Start of LISTING

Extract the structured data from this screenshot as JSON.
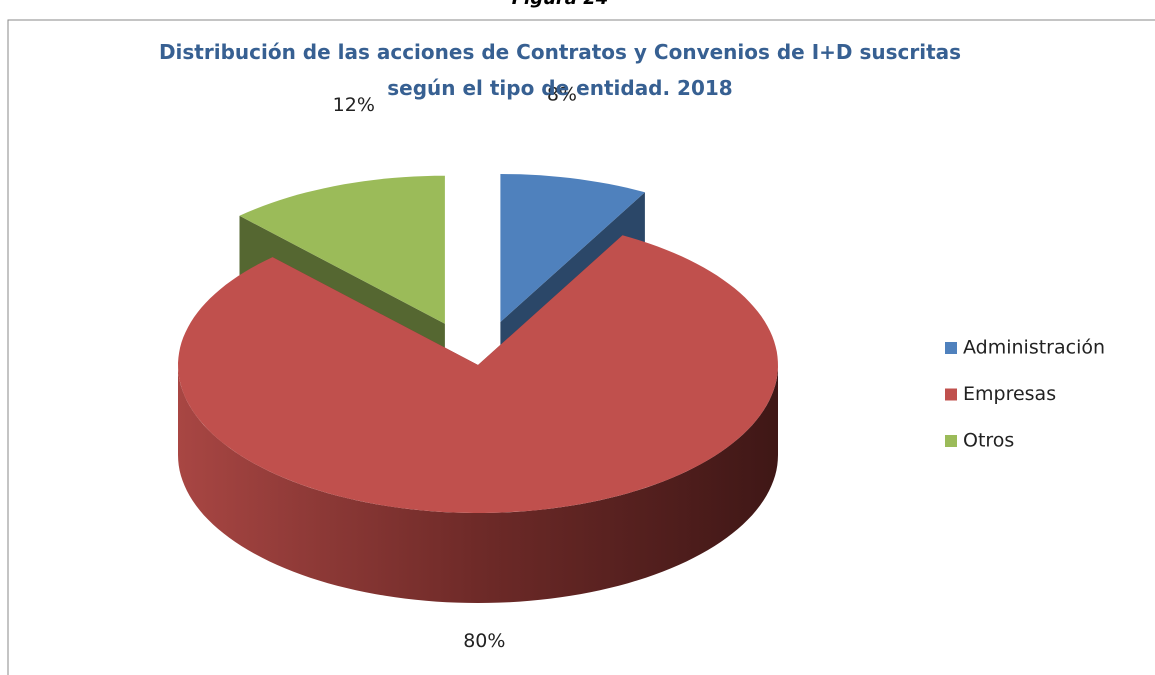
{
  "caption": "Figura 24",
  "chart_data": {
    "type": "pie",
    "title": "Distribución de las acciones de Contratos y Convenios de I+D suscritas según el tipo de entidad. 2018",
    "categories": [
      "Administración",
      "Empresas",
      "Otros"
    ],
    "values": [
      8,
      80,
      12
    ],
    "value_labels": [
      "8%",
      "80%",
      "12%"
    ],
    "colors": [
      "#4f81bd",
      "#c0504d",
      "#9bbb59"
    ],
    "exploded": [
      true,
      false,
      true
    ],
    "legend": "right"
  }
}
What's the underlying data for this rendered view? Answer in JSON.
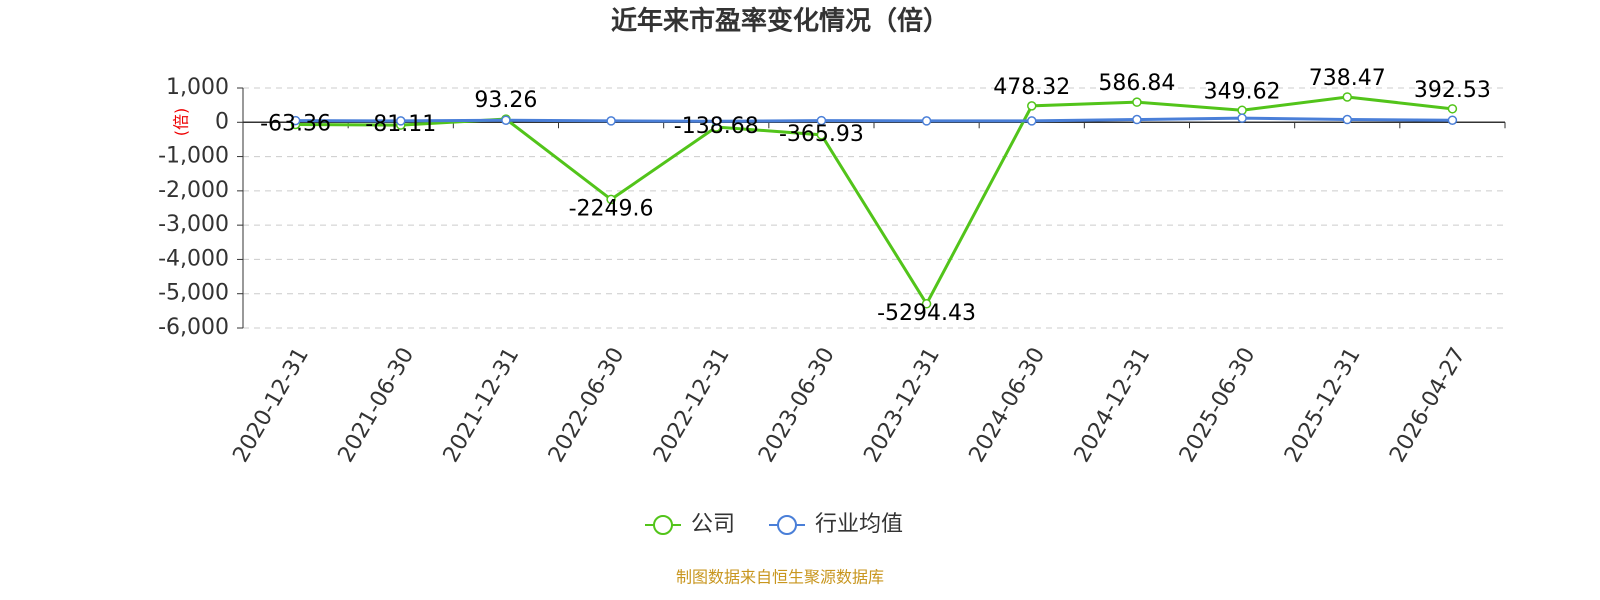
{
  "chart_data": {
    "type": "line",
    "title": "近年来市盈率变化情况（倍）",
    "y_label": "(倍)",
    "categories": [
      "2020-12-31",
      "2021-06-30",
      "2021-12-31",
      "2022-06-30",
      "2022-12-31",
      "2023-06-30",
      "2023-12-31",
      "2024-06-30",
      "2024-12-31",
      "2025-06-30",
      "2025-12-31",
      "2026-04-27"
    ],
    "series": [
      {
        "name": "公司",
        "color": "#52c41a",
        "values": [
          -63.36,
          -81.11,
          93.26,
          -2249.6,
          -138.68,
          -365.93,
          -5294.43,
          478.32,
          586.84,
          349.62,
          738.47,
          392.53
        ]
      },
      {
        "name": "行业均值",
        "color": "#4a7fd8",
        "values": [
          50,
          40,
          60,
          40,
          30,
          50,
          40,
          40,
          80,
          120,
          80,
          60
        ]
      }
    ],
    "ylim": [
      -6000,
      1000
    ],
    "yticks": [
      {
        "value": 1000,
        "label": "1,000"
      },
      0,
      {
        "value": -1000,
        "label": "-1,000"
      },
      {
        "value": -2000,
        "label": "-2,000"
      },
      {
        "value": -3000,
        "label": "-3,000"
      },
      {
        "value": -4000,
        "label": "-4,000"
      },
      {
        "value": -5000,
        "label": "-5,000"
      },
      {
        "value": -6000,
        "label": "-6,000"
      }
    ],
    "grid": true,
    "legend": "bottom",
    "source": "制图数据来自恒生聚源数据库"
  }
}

End of LISTING

Scan the data above and copy every line with "JSON" in it.

REPLY
Extract the structured data from this screenshot as JSON.
What's the underlying data for this rendered view? Answer in JSON.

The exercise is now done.